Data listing
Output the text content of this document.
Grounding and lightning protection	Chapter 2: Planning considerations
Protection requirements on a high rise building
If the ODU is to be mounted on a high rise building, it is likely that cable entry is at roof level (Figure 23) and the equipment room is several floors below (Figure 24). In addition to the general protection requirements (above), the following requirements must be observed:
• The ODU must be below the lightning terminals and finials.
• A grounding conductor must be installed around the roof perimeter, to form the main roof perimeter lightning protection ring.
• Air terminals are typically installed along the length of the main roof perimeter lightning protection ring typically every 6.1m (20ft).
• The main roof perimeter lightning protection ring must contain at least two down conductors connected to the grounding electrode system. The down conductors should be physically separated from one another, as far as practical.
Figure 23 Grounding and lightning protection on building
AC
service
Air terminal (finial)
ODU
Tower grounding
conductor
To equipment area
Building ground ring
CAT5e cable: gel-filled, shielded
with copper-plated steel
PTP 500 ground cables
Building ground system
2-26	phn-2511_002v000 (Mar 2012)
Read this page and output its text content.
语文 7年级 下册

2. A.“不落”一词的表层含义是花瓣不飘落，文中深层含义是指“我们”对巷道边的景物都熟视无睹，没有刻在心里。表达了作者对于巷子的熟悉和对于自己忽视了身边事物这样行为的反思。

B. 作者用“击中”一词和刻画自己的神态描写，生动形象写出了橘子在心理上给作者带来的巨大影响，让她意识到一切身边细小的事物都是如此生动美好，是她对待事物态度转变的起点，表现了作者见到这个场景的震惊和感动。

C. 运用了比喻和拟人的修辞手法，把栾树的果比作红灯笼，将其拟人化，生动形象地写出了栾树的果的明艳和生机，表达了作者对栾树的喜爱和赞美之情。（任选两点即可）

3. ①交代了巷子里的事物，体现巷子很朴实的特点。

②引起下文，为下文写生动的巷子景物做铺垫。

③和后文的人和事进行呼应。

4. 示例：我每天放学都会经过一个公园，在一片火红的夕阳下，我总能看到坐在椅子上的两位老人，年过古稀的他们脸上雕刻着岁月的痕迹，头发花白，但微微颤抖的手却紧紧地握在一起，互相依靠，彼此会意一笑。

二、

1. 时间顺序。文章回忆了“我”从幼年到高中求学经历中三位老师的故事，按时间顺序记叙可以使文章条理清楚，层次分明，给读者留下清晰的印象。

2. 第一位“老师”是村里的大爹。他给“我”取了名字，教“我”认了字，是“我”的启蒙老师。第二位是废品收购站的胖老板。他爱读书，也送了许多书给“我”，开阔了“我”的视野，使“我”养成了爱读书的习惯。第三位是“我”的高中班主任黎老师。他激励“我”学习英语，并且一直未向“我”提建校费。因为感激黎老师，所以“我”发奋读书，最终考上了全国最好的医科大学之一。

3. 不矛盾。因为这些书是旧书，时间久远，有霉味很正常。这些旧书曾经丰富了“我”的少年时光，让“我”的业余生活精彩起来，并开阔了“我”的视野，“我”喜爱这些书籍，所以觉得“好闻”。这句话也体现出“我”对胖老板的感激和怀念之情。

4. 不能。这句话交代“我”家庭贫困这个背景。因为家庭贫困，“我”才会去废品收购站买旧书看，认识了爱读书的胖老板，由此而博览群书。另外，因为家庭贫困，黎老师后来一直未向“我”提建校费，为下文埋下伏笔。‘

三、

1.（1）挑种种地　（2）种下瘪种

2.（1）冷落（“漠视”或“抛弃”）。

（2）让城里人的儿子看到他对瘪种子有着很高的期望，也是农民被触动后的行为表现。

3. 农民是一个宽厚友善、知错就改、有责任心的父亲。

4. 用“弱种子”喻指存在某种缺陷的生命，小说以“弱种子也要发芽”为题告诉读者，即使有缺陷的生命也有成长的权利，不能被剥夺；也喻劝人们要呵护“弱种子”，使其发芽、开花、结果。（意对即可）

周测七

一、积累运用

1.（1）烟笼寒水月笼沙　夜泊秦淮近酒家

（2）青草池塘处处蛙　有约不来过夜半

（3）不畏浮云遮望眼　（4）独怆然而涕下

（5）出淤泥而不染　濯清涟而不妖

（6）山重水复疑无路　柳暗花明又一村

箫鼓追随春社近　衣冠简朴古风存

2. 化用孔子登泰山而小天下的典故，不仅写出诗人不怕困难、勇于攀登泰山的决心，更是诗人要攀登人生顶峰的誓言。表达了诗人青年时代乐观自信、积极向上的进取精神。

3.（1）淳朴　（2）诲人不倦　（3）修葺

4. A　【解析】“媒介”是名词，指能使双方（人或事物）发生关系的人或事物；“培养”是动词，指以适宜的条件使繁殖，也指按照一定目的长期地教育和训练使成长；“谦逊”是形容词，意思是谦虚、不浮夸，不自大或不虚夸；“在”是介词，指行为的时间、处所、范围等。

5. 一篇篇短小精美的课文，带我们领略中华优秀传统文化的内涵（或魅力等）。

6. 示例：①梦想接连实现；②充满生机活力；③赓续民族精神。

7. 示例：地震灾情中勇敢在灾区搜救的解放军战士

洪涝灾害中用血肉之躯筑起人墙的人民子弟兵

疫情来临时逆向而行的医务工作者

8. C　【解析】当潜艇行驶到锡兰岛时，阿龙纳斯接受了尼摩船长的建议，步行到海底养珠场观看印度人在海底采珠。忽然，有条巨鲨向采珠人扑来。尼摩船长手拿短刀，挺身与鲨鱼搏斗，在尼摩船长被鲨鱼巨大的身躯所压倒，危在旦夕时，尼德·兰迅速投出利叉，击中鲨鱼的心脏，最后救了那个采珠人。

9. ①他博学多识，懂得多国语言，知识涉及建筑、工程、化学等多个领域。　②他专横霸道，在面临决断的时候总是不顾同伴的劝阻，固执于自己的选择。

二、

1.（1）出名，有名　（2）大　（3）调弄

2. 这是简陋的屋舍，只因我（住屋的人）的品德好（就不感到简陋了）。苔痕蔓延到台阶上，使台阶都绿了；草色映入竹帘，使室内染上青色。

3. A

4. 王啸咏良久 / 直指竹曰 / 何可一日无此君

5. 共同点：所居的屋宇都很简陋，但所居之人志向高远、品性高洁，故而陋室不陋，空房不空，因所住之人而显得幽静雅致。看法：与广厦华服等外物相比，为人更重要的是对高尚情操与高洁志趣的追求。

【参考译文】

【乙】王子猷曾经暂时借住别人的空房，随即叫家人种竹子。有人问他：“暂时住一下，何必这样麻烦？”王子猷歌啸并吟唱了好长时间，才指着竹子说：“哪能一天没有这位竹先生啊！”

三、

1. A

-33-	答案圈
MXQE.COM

- _DIRECTIONS_: Say, as a number only, how many lines of the data contain "Figure".

- _WORKED ANSWER_: 2